● AIM OF THE TASK: Please copy the rows below exactly, everything from the one containing "bar-component-137 (588, 369, 591, 448)" down to the one containing "bar-component-84 (407, 247, 411, 370)", both included.

● DATA ENTRIES:
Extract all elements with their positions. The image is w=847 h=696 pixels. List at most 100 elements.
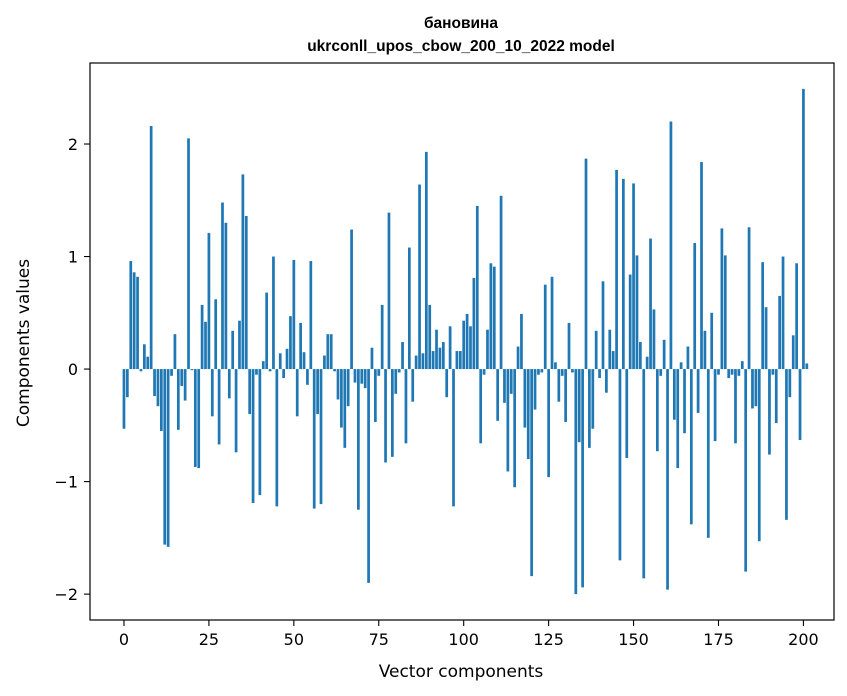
bar-component-137 (588, 369, 591, 448)
bar-component-28 (217, 369, 221, 445)
bar-component-113 (506, 369, 510, 472)
bar-component-5 (139, 369, 143, 372)
bar-component-13 (166, 369, 170, 547)
bar-component-195 (785, 369, 788, 520)
bar-component-84 (407, 247, 411, 370)
bar-component-6 (143, 344, 146, 370)
bar-component-199 (798, 369, 802, 440)
x-tick-label: 75 (369, 630, 389, 649)
bar-component-139 (594, 330, 598, 370)
bar-component-71 (363, 369, 367, 389)
bar-component-127 (554, 362, 557, 370)
bar-component-188 (761, 262, 765, 370)
bar-component-161 (669, 121, 673, 370)
bar-component-49 (289, 316, 292, 370)
bar-component-152 (639, 342, 642, 370)
bar-component-112 (503, 369, 506, 403)
bar-component-149 (628, 274, 632, 370)
y-axis-label: Components values (14, 259, 34, 427)
chart-title: бановина (424, 15, 498, 32)
bar-component-170 (700, 162, 703, 370)
bar-component-17 (180, 369, 184, 386)
bar-component-187 (757, 369, 761, 542)
bar-component-194 (781, 256, 785, 370)
bar-component-21 (193, 369, 197, 467)
bar-component-27 (214, 299, 218, 370)
bar-component-74 (374, 369, 377, 422)
bar-component-1 (126, 369, 129, 398)
bar-component-7 (146, 356, 150, 370)
bar-component-15 (173, 334, 177, 370)
x-tick-label: 150 (618, 630, 649, 649)
bar-component-9 (153, 369, 156, 397)
bar-component-78 (387, 212, 391, 370)
bar-component-65 (343, 369, 347, 448)
bar-component-10 (156, 369, 160, 407)
bar-component-178 (727, 369, 731, 379)
bar-component-23 (200, 304, 204, 370)
bar-component-83 (404, 369, 408, 444)
bar-component-56 (312, 369, 316, 509)
bar-component-41 (261, 361, 265, 370)
bar-component-132 (571, 369, 574, 373)
bar-component-30 (224, 222, 228, 370)
x-axis-ticks: 0 25 50 75 100 125 150 175 200 (119, 620, 819, 649)
bar-component-108 (489, 263, 493, 370)
bar-component-33 (234, 369, 238, 453)
bar-component-182 (740, 361, 744, 370)
bar-component-31 (227, 369, 231, 399)
bar-component-130 (564, 369, 567, 422)
bar-component-18 (183, 369, 187, 401)
bar-component-100 (462, 320, 466, 370)
bar-component-131 (567, 322, 571, 370)
bar-component-35 (241, 174, 245, 370)
bar-component-60 (326, 334, 330, 370)
bar-component-146 (618, 369, 622, 561)
bar-component-135 (581, 369, 584, 588)
x-axis-label: Vector components (379, 662, 544, 682)
bar-component-116 (516, 346, 520, 370)
bar-component-136 (584, 158, 588, 370)
bar-component-189 (764, 307, 768, 370)
bar-component-79 (391, 369, 394, 457)
bar-component-32 (231, 330, 235, 370)
bar-component-48 (285, 348, 289, 370)
bar-component-162 (672, 369, 676, 420)
bar-component-120 (530, 369, 533, 577)
bar-component-124 (543, 284, 547, 370)
bar-component-179 (730, 369, 734, 375)
bar-component-197 (791, 335, 795, 370)
bar-component-16 (176, 369, 180, 430)
bar-component-66 (346, 369, 350, 407)
bar-component-64 (340, 369, 343, 428)
bar-component-150 (632, 183, 635, 370)
bar-component-55 (309, 261, 313, 370)
bar-component-99 (458, 351, 462, 370)
bar-component-62 (333, 369, 336, 372)
bar-component-147 (622, 178, 625, 370)
chart-subtitle: ukrconll_upos_cbow_200_10_2022 model (307, 38, 615, 55)
bar-component-11 (159, 369, 163, 431)
bar-component-53 (302, 352, 306, 370)
bar-component-111 (499, 195, 503, 370)
bar-component-138 (591, 369, 595, 429)
bar-component-129 (560, 369, 564, 376)
bar-component-61 (329, 334, 333, 370)
bar-component-107 (486, 329, 489, 370)
bar-component-8 (149, 126, 153, 370)
bar-component-165 (683, 369, 686, 434)
bar-component-154 (645, 356, 649, 370)
bar-component-192 (774, 369, 778, 424)
bar-component-2 (129, 261, 133, 370)
bar-component-80 (394, 369, 398, 394)
bar-component-119 (526, 369, 530, 460)
bar-component-82 (401, 342, 404, 370)
bar-component-176 (720, 228, 724, 370)
bar-component-34 (238, 320, 241, 370)
bar-component-110 (496, 369, 500, 421)
bar-component-73 (370, 347, 374, 370)
x-tick-label: 25 (199, 630, 219, 649)
bar-component-156 (652, 309, 656, 370)
bar-component-87 (418, 184, 421, 370)
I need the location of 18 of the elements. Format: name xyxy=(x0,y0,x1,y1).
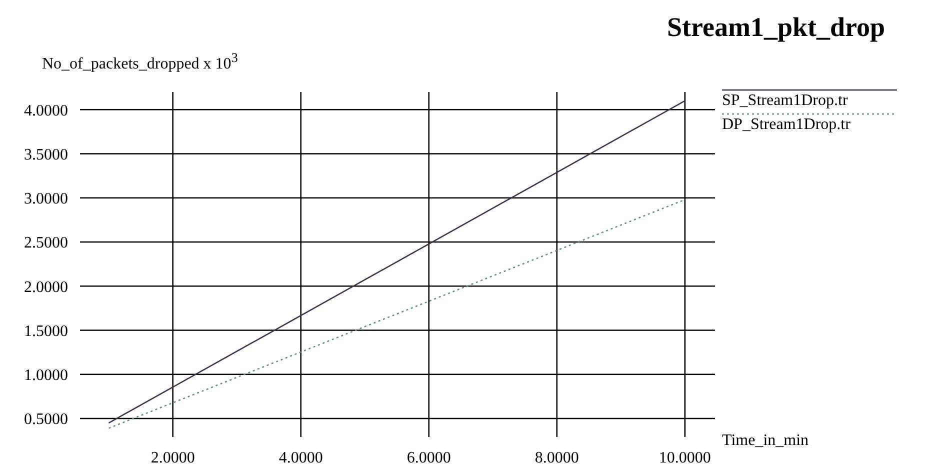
y-axis-title: No_of_packets_dropped x 10$^{3}$ xyxy=(42,50,238,74)
y-tick-label: 1.5000 xyxy=(24,322,68,340)
y-tick-label: 3.0000 xyxy=(24,190,68,208)
x-tick-label: 8.0000 xyxy=(534,449,579,466)
x-tick-label: 6.0000 xyxy=(406,449,451,466)
text: DP_Stream1Drop.tr xyxy=(722,116,852,134)
x-tick-label: 2.0000 xyxy=(150,449,195,466)
x-tick-label: 4.0000 xyxy=(278,449,323,466)
y-tick-label: 2.5000 xyxy=(24,234,68,252)
y-tick-label: 4.0000 xyxy=(24,102,68,120)
x-tick-label: 10.0000 xyxy=(658,449,711,466)
y-tick-label: 1.0000 xyxy=(24,367,68,384)
text: SP_Stream1Drop.tr xyxy=(722,92,849,110)
x-axis-title: Time_in_min xyxy=(722,432,809,450)
y-tick-label: 2.0000 xyxy=(24,278,68,296)
text: Stream1_pkt_drop xyxy=(666,12,885,43)
y-tick-label: 0.5000 xyxy=(24,411,68,428)
y-tick-label: 3.5000 xyxy=(24,146,68,164)
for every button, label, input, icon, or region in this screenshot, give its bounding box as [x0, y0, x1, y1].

● EXERCISE ANSWER:
bar-component-137 (588, 369, 591, 448)
bar-component-28 (217, 369, 221, 445)
bar-component-113 (506, 369, 510, 472)
bar-component-5 (139, 369, 143, 372)
bar-component-13 (166, 369, 170, 547)
bar-component-195 (785, 369, 788, 520)
bar-component-84 (407, 247, 411, 370)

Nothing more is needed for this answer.